(Stored records)
Begin
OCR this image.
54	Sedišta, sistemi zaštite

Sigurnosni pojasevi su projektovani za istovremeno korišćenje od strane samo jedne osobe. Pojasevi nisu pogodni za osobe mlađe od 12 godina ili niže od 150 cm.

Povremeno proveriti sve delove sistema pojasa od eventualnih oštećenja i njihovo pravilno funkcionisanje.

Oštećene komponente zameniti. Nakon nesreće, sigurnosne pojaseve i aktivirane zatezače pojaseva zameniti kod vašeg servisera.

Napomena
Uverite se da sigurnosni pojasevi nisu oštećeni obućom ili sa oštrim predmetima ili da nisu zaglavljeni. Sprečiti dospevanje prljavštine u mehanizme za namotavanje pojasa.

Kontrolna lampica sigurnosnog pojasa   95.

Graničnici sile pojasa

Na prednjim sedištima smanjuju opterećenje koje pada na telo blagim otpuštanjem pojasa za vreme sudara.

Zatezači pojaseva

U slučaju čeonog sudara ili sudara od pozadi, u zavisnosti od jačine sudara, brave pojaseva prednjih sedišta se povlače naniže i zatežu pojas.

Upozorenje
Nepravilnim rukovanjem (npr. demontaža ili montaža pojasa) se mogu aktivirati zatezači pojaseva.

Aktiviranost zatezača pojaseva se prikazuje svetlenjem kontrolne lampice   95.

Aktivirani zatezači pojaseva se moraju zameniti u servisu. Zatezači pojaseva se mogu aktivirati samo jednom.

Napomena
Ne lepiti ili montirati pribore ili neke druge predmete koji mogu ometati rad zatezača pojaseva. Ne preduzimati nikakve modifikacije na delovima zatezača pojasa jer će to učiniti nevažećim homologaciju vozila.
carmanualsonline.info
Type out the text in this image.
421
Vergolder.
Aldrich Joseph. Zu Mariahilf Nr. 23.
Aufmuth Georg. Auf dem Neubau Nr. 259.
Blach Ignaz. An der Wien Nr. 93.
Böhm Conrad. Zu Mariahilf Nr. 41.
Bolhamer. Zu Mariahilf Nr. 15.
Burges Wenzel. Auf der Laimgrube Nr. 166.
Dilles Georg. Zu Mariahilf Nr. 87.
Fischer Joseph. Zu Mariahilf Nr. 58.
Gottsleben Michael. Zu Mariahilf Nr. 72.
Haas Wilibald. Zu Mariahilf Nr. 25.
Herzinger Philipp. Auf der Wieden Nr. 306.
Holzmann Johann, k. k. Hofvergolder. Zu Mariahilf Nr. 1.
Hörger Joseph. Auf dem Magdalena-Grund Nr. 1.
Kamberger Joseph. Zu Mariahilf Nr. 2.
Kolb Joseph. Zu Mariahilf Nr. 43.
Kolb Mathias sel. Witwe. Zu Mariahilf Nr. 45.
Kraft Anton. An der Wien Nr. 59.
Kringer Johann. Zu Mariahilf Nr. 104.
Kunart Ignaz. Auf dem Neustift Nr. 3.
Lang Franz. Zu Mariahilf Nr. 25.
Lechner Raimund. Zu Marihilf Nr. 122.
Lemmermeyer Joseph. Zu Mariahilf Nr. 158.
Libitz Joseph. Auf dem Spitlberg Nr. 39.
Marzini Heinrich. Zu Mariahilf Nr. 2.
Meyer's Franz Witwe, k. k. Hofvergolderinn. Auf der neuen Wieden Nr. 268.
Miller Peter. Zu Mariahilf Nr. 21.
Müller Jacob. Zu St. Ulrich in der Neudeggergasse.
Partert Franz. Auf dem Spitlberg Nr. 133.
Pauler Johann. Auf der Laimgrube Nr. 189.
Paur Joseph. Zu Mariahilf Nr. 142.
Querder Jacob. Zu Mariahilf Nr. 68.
End
Take every line from the one containing "Type out the text in this image." to the end of the listing and output it exactly, with nothing else.

Solution for this task:
Type out the text in this image.
421
Vergolder.
Aldrich Joseph. Zu Mariahilf Nr. 23.
Aufmuth Georg. Auf dem Neubau Nr. 259.
Blach Ignaz. An der Wien Nr. 93.
Böhm Conrad. Zu Mariahilf Nr. 41.
Bolhamer. Zu Mariahilf Nr. 15.
Burges Wenzel. Auf der Laimgrube Nr. 166.
Dilles Georg. Zu Mariahilf Nr. 87.
Fischer Joseph. Zu Mariahilf Nr. 58.
Gottsleben Michael. Zu Mariahilf Nr. 72.
Haas Wilibald. Zu Mariahilf Nr. 25.
Herzinger Philipp. Auf der Wieden Nr. 306.
Holzmann Johann, k. k. Hofvergolder. Zu Mariahilf Nr. 1.
Hörger Joseph. Auf dem Magdalena-Grund Nr. 1.
Kamberger Joseph. Zu Mariahilf Nr. 2.
Kolb Joseph. Zu Mariahilf Nr. 43.
Kolb Mathias sel. Witwe. Zu Mariahilf Nr. 45.
Kraft Anton. An der Wien Nr. 59.
Kringer Johann. Zu Mariahilf Nr. 104.
Kunart Ignaz. Auf dem Neustift Nr. 3.
Lang Franz. Zu Mariahilf Nr. 25.
Lechner Raimund. Zu Marihilf Nr. 122.
Lemmermeyer Joseph. Zu Mariahilf Nr. 158.
Libitz Joseph. Auf dem Spitlberg Nr. 39.
Marzini Heinrich. Zu Mariahilf Nr. 2.
Meyer's Franz Witwe, k. k. Hofvergolderinn. Auf der neuen Wieden Nr. 268.
Miller Peter. Zu Mariahilf Nr. 21.
Müller Jacob. Zu St. Ulrich in der Neudeggergasse.
Partert Franz. Auf dem Spitlberg Nr. 133.
Pauler Johann. Auf der Laimgrube Nr. 189.
Paur Joseph. Zu Mariahilf Nr. 142.
Querder Jacob. Zu Mariahilf Nr. 68.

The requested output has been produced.